→ INSTRUCTION
Retype each line exactly. Skip images.

---- DATASET EXCERPTS

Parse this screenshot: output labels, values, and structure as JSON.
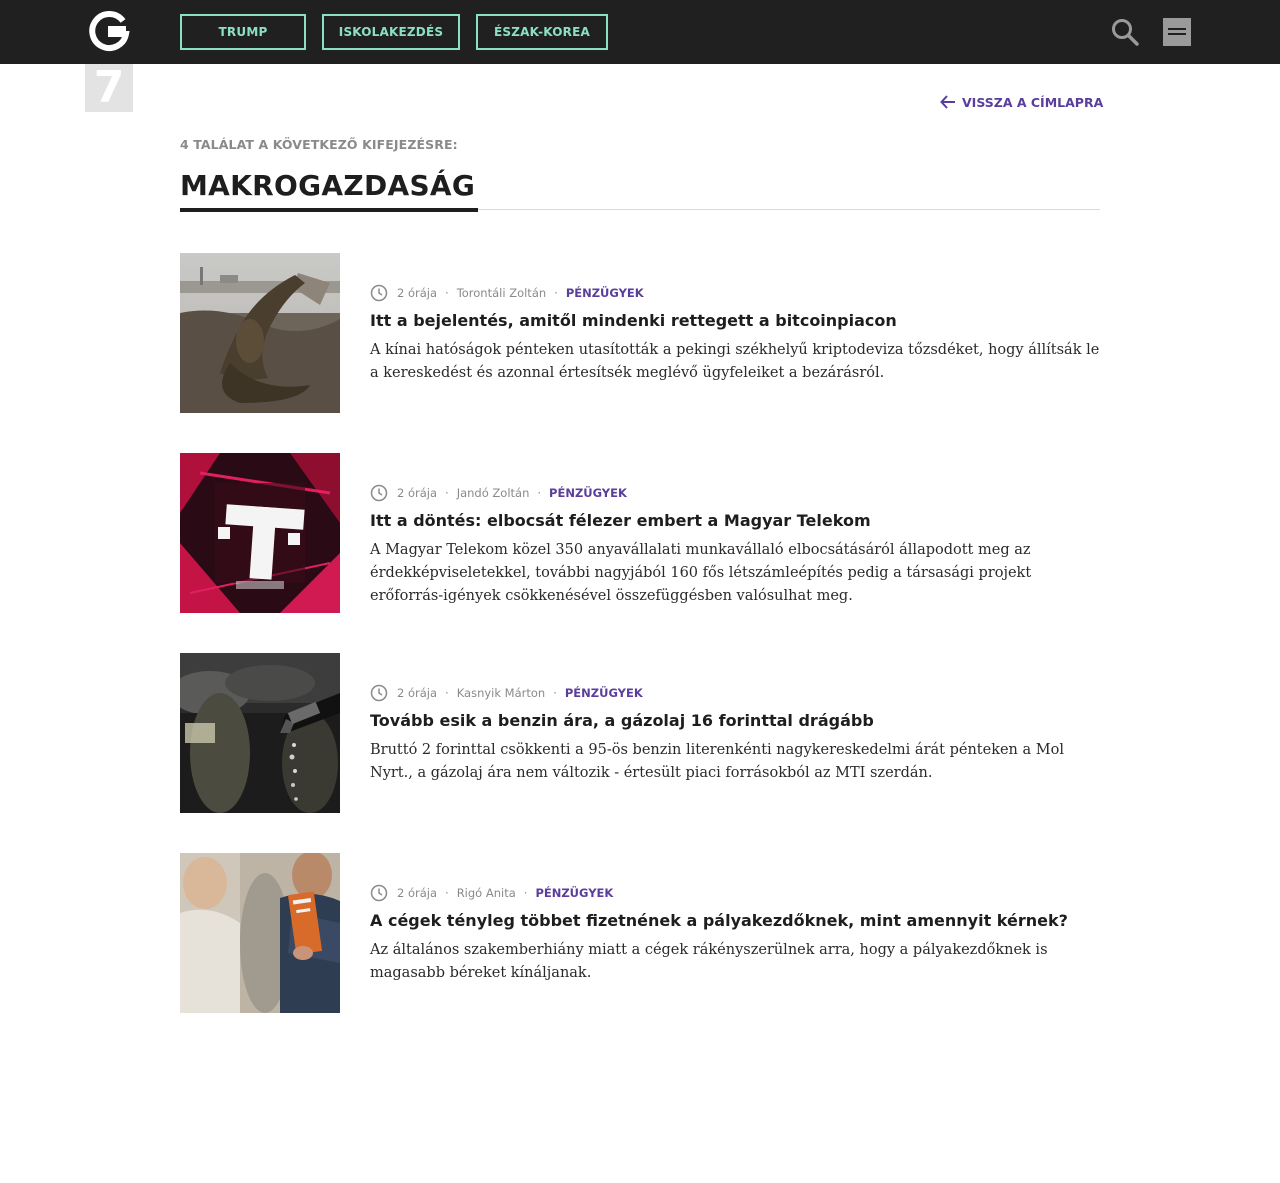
{
  "header": {
    "logo_letter": "G",
    "logo_number": "7",
    "tags": [
      "TRUMP",
      "ISKOLAKEZDÉS",
      "ÉSZAK-KOREA"
    ],
    "search_icon": "search-icon",
    "menu_icon": "hamburger-menu-icon"
  },
  "colors": {
    "topbar": "#202020",
    "tag_accent": "#8be0c4",
    "link_accent": "#5b3d9b"
  },
  "back_link": "VISSZA A CÍMLAPRA",
  "results": {
    "count_label": "4 TALÁLAT A KÖVETKEZŐ KIFEJEZÉSRE:",
    "term": "MAKROGAZDASÁG"
  },
  "articles": [
    {
      "time": "2 órája",
      "author": "Torontáli Zoltán",
      "category": "PÉNZÜGYEK",
      "title": "Itt a bejelentés, amitől mindenki rettegett a bitcoinpiacon",
      "lead": "A kínai hatóságok pénteken utasították a pekingi székhelyű kriptodeviza tőzsdéket, hogy állítsák le a kereskedést és azonnal értesítsék meglévő ügyfeleiket a bezárásról."
    },
    {
      "time": "2 órája",
      "author": "Jandó Zoltán",
      "category": "PÉNZÜGYEK",
      "title": "Itt a döntés: elbocsát félezer embert a Magyar Telekom",
      "lead": "A Magyar Telekom közel 350 anyavállalati munkavállaló elbocsátásáról állapodott meg az érdekképviseletekkel, további nagyjából 160 fős létszámleépítés pedig a társasági projekt erőforrás-igények csökkenésével összefüggésben valósulhat meg."
    },
    {
      "time": "2 órája",
      "author": "Kasnyik Márton",
      "category": "PÉNZÜGYEK",
      "title": "Tovább esik a benzin ára, a gázolaj 16 forinttal drágább",
      "lead": "Bruttó 2 forinttal csökkenti a 95-ös benzin literenkénti nagykereskedelmi árát pénteken a Mol Nyrt., a gázolaj ára nem változik - értesült piaci forrásokból az MTI szerdán."
    },
    {
      "time": "2 órája",
      "author": "Rigó Anita",
      "category": "PÉNZÜGYEK",
      "title": "A cégek tényleg többet fizetnének a pályakezdőknek, mint amennyit kérnek?",
      "lead": "Az általános szakemberhiány miatt a cégek rákényszerülnek arra, hogy a pályakezdőknek is magasabb béreket kínáljanak."
    }
  ]
}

--------

→ FULL ANSWER
Parse this screenshot: output labels, values, and structure as JSON.
{
  "header": {
    "logo_letter": "G",
    "logo_number": "7",
    "tags": [
      "TRUMP",
      "ISKOLAKEZDÉS",
      "ÉSZAK-KOREA"
    ],
    "search_icon": "search-icon",
    "menu_icon": "hamburger-menu-icon"
  },
  "colors": {
    "topbar": "#202020",
    "tag_accent": "#8be0c4",
    "link_accent": "#5b3d9b"
  },
  "back_link": "VISSZA A CÍMLAPRA",
  "results": {
    "count_label": "4 TALÁLAT A KÖVETKEZŐ KIFEJEZÉSRE:",
    "term": "MAKROGAZDASÁG"
  },
  "articles": [
    {
      "time": "2 órája",
      "author": "Torontáli Zoltán",
      "category": "PÉNZÜGYEK",
      "title": "Itt a bejelentés, amitől mindenki rettegett a bitcoinpiacon",
      "lead": "A kínai hatóságok pénteken utasították a pekingi székhelyű kriptodeviza tőzsdéket, hogy állítsák le a kereskedést és azonnal értesítsék meglévő ügyfeleiket a bezárásról."
    },
    {
      "time": "2 órája",
      "author": "Jandó Zoltán",
      "category": "PÉNZÜGYEK",
      "title": "Itt a döntés: elbocsát félezer embert a Magyar Telekom",
      "lead": "A Magyar Telekom közel 350 anyavállalati munkavállaló elbocsátásáról állapodott meg az érdekképviseletekkel, további nagyjából 160 fős létszámleépítés pedig a társasági projekt erőforrás-igények csökkenésével összefüggésben valósulhat meg."
    },
    {
      "time": "2 órája",
      "author": "Kasnyik Márton",
      "category": "PÉNZÜGYEK",
      "title": "Tovább esik a benzin ára, a gázolaj 16 forinttal drágább",
      "lead": "Bruttó 2 forinttal csökkenti a 95-ös benzin literenkénti nagykereskedelmi árát pénteken a Mol Nyrt., a gázolaj ára nem változik - értesült piaci forrásokból az MTI szerdán."
    },
    {
      "time": "2 órája",
      "author": "Rigó Anita",
      "category": "PÉNZÜGYEK",
      "title": "A cégek tényleg többet fizetnének a pályakezdőknek, mint amennyit kérnek?",
      "lead": "Az általános szakemberhiány miatt a cégek rákényszerülnek arra, hogy a pályakezdőknek is magasabb béreket kínáljanak."
    }
  ]
}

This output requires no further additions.